> **Requirements**
Write the material out again in full, word for word. Do not include the pictures.

Data tied to figure images
◆ ◆ ◆ ◆ ◆
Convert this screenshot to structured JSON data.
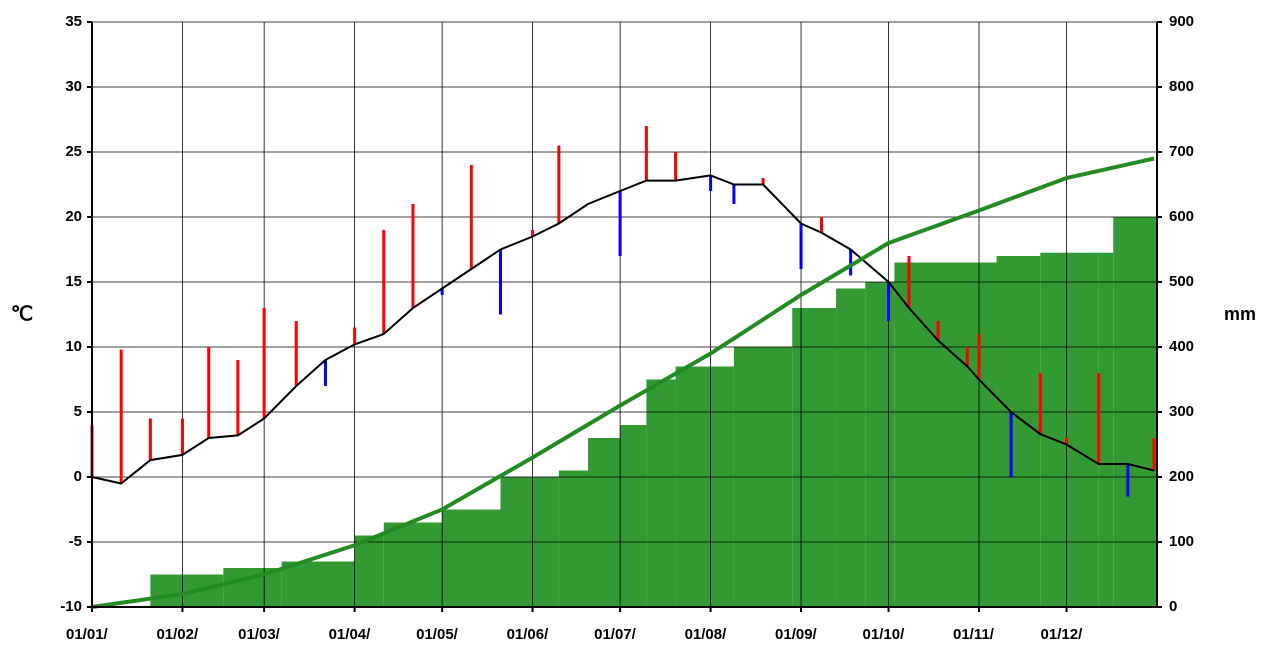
{
  "chart_data": {
    "type": "climate",
    "y_label": "℃",
    "y2_label": "mm",
    "xlim": [
      0,
      365
    ],
    "xticks": [
      {
        "value": 0,
        "label": "01/01/"
      },
      {
        "value": 31,
        "label": "01/02/"
      },
      {
        "value": 59,
        "label": "01/03/"
      },
      {
        "value": 90,
        "label": "01/04/"
      },
      {
        "value": 120,
        "label": "01/05/"
      },
      {
        "value": 151,
        "label": "01/06/"
      },
      {
        "value": 181,
        "label": "01/07/"
      },
      {
        "value": 212,
        "label": "01/08/"
      },
      {
        "value": 243,
        "label": "01/09/"
      },
      {
        "value": 273,
        "label": "01/10/"
      },
      {
        "value": 304,
        "label": "01/11/"
      },
      {
        "value": 334,
        "label": "01/12/"
      }
    ],
    "ylim": [
      -10,
      35
    ],
    "yticks": [
      -10,
      -5,
      0,
      5,
      10,
      15,
      20,
      25,
      30,
      35
    ],
    "y2lim": [
      0,
      900
    ],
    "y2ticks": [
      0,
      100,
      200,
      300,
      400,
      500,
      600,
      700,
      800,
      900
    ],
    "grid": true,
    "series": [
      {
        "kind": "line",
        "color": "#000000",
        "x": [
          0,
          10,
          20,
          31,
          40,
          50,
          59,
          70,
          80,
          90,
          100,
          110,
          120,
          130,
          140,
          151,
          160,
          170,
          181,
          190,
          200,
          212,
          220,
          230,
          243,
          250,
          260,
          273,
          280,
          290,
          300,
          304,
          315,
          325,
          334,
          345,
          355,
          364
        ],
        "values": [
          0,
          -0.5,
          1.3,
          1.7,
          3,
          3.2,
          4.5,
          7,
          9,
          10.2,
          11,
          13,
          14.5,
          16,
          17.5,
          18.5,
          19.5,
          21,
          22,
          22.8,
          22.8,
          23.2,
          22.5,
          22.5,
          19.5,
          18.8,
          17.5,
          15,
          13,
          10.5,
          8.5,
          7.5,
          5,
          3.3,
          2.5,
          1,
          1,
          0.5
        ]
      },
      {
        "kind": "deviation",
        "color_above": "#ff0000",
        "color_below": "#0000ff",
        "x": [
          0,
          10,
          20,
          31,
          40,
          50,
          59,
          70,
          80,
          90,
          100,
          110,
          120,
          130,
          140,
          151,
          160,
          170,
          181,
          190,
          200,
          212,
          220,
          230,
          243,
          250,
          260,
          273,
          280,
          290,
          300,
          304,
          315,
          325,
          334,
          345,
          355,
          364
        ],
        "values": [
          4,
          9.8,
          4.5,
          4.5,
          10,
          9,
          13,
          12,
          7,
          11.5,
          19,
          21,
          14,
          24,
          12.5,
          19,
          25.5,
          21,
          17,
          27,
          25,
          22,
          21,
          23,
          16,
          20,
          15.5,
          12,
          17,
          12,
          10,
          11,
          0,
          8,
          3,
          8,
          -1.5,
          3
        ]
      },
      {
        "kind": "step-area",
        "axis": "y2",
        "color": "#339933",
        "x": [
          0,
          20,
          45,
          65,
          90,
          100,
          120,
          140,
          160,
          170,
          181,
          190,
          200,
          220,
          240,
          255,
          265,
          275,
          310,
          325,
          345,
          350,
          365
        ],
        "values": [
          0,
          50,
          60,
          70,
          110,
          130,
          150,
          200,
          210,
          260,
          280,
          350,
          370,
          400,
          460,
          490,
          500,
          530,
          540,
          545,
          545,
          600,
          600
        ]
      },
      {
        "kind": "line",
        "axis": "y2",
        "color": "#228b22",
        "x": [
          0,
          31,
          59,
          90,
          120,
          151,
          181,
          212,
          243,
          273,
          304,
          334,
          364
        ],
        "values": [
          0,
          20,
          50,
          95,
          150,
          230,
          310,
          390,
          480,
          560,
          610,
          660,
          690
        ]
      }
    ]
  }
}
◆ ◆ ◆ ◆ ◆
> **The answer**
Convert this screenshot to structured JSON data.
{
  "chart_data": {
    "type": "climate",
    "y_label": "℃",
    "y2_label": "mm",
    "xlim": [
      0,
      365
    ],
    "xticks": [
      {
        "value": 0,
        "label": "01/01/"
      },
      {
        "value": 31,
        "label": "01/02/"
      },
      {
        "value": 59,
        "label": "01/03/"
      },
      {
        "value": 90,
        "label": "01/04/"
      },
      {
        "value": 120,
        "label": "01/05/"
      },
      {
        "value": 151,
        "label": "01/06/"
      },
      {
        "value": 181,
        "label": "01/07/"
      },
      {
        "value": 212,
        "label": "01/08/"
      },
      {
        "value": 243,
        "label": "01/09/"
      },
      {
        "value": 273,
        "label": "01/10/"
      },
      {
        "value": 304,
        "label": "01/11/"
      },
      {
        "value": 334,
        "label": "01/12/"
      }
    ],
    "ylim": [
      -10,
      35
    ],
    "yticks": [
      -10,
      -5,
      0,
      5,
      10,
      15,
      20,
      25,
      30,
      35
    ],
    "y2lim": [
      0,
      900
    ],
    "y2ticks": [
      0,
      100,
      200,
      300,
      400,
      500,
      600,
      700,
      800,
      900
    ],
    "grid": true,
    "series": [
      {
        "kind": "line",
        "color": "#000000",
        "x": [
          0,
          10,
          20,
          31,
          40,
          50,
          59,
          70,
          80,
          90,
          100,
          110,
          120,
          130,
          140,
          151,
          160,
          170,
          181,
          190,
          200,
          212,
          220,
          230,
          243,
          250,
          260,
          273,
          280,
          290,
          300,
          304,
          315,
          325,
          334,
          345,
          355,
          364
        ],
        "values": [
          0,
          -0.5,
          1.3,
          1.7,
          3,
          3.2,
          4.5,
          7,
          9,
          10.2,
          11,
          13,
          14.5,
          16,
          17.5,
          18.5,
          19.5,
          21,
          22,
          22.8,
          22.8,
          23.2,
          22.5,
          22.5,
          19.5,
          18.8,
          17.5,
          15,
          13,
          10.5,
          8.5,
          7.5,
          5,
          3.3,
          2.5,
          1,
          1,
          0.5
        ]
      },
      {
        "kind": "deviation",
        "color_above": "#ff0000",
        "color_below": "#0000ff",
        "x": [
          0,
          10,
          20,
          31,
          40,
          50,
          59,
          70,
          80,
          90,
          100,
          110,
          120,
          130,
          140,
          151,
          160,
          170,
          181,
          190,
          200,
          212,
          220,
          230,
          243,
          250,
          260,
          273,
          280,
          290,
          300,
          304,
          315,
          325,
          334,
          345,
          355,
          364
        ],
        "values": [
          4,
          9.8,
          4.5,
          4.5,
          10,
          9,
          13,
          12,
          7,
          11.5,
          19,
          21,
          14,
          24,
          12.5,
          19,
          25.5,
          21,
          17,
          27,
          25,
          22,
          21,
          23,
          16,
          20,
          15.5,
          12,
          17,
          12,
          10,
          11,
          0,
          8,
          3,
          8,
          -1.5,
          3
        ]
      },
      {
        "kind": "step-area",
        "axis": "y2",
        "color": "#339933",
        "x": [
          0,
          20,
          45,
          65,
          90,
          100,
          120,
          140,
          160,
          170,
          181,
          190,
          200,
          220,
          240,
          255,
          265,
          275,
          310,
          325,
          345,
          350,
          365
        ],
        "values": [
          0,
          50,
          60,
          70,
          110,
          130,
          150,
          200,
          210,
          260,
          280,
          350,
          370,
          400,
          460,
          490,
          500,
          530,
          540,
          545,
          545,
          600,
          600
        ]
      },
      {
        "kind": "line",
        "axis": "y2",
        "color": "#228b22",
        "x": [
          0,
          31,
          59,
          90,
          120,
          151,
          181,
          212,
          243,
          273,
          304,
          334,
          364
        ],
        "values": [
          0,
          20,
          50,
          95,
          150,
          230,
          310,
          390,
          480,
          560,
          610,
          660,
          690
        ]
      }
    ]
  }
}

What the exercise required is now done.